Write the material out again exactly.

'''

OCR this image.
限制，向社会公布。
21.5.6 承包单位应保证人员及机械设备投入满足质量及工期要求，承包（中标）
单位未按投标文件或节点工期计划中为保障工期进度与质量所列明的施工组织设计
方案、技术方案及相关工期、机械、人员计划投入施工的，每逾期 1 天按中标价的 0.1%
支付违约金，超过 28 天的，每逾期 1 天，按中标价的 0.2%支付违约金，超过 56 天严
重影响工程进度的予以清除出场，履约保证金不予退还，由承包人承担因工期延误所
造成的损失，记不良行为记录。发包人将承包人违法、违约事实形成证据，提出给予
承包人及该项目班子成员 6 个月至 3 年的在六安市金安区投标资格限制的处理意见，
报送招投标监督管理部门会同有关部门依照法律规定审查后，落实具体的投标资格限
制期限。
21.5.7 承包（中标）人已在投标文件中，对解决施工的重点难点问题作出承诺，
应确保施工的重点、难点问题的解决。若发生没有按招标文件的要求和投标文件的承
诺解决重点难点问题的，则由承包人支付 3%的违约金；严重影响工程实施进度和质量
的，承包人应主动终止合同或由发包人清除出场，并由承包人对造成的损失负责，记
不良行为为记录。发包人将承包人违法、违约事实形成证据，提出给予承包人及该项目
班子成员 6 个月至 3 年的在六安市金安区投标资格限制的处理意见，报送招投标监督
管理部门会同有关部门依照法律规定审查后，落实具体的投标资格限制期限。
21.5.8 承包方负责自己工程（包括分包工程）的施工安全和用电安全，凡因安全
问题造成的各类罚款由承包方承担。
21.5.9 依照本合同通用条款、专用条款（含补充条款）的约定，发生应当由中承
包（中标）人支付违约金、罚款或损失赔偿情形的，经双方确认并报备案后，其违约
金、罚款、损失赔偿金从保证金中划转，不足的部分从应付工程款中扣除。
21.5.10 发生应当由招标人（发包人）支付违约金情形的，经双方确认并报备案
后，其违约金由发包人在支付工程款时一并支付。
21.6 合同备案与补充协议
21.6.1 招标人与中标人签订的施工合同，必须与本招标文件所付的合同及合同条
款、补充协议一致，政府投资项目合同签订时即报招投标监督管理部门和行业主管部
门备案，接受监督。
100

'''

◆ Problem solution
OCR this image.
限制，向社会公布。
21.5.6 承包单位应保证人员及机械设备投入满足质量及工期要求，承包（中标）
单位未按投标文件或节点工期计划中为保障工期进度与质量所列明的施工组织设计
方案、技术方案及相关工期、机械、人员计划投入施工的，每逾期 1 天按中标价的 0.1%
支付违约金，超过 28 天的，每逾期 1 天，按中标价的 0.2%支付违约金，超过 56 天严
重影响工程进度的予以清除出场，履约保证金不予退还，由承包人承担因工期延误所
造成的损失，记不良行为记录。发包人将承包人违法、违约事实形成证据，提出给予
承包人及该项目班子成员 6 个月至 3 年的在六安市金安区投标资格限制的处理意见，
报送招投标监督管理部门会同有关部门依照法律规定审查后，落实具体的投标资格限
制期限。
21.5.7 承包（中标）人已在投标文件中，对解决施工的重点难点问题作出承诺，
应确保施工的重点、难点问题的解决。若发生没有按招标文件的要求和投标文件的承
诺解决重点难点问题的，则由承包人支付 3%的违约金；严重影响工程实施进度和质量
的，承包人应主动终止合同或由发包人清除出场，并由承包人对造成的损失负责，记
不良行为为记录。发包人将承包人违法、违约事实形成证据，提出给予承包人及该项目
班子成员 6 个月至 3 年的在六安市金安区投标资格限制的处理意见，报送招投标监督
管理部门会同有关部门依照法律规定审查后，落实具体的投标资格限制期限。
21.5.8 承包方负责自己工程（包括分包工程）的施工安全和用电安全，凡因安全
问题造成的各类罚款由承包方承担。
21.5.9 依照本合同通用条款、专用条款（含补充条款）的约定，发生应当由中承
包（中标）人支付违约金、罚款或损失赔偿情形的，经双方确认并报备案后，其违约
金、罚款、损失赔偿金从保证金中划转，不足的部分从应付工程款中扣除。
21.5.10 发生应当由招标人（发包人）支付违约金情形的，经双方确认并报备案
后，其违约金由发包人在支付工程款时一并支付。
21.6 合同备案与补充协议
21.6.1 招标人与中标人签订的施工合同，必须与本招标文件所付的合同及合同条
款、补充协议一致，政府投资项目合同签订时即报招投标监督管理部门和行业主管部
门备案，接受监督。
100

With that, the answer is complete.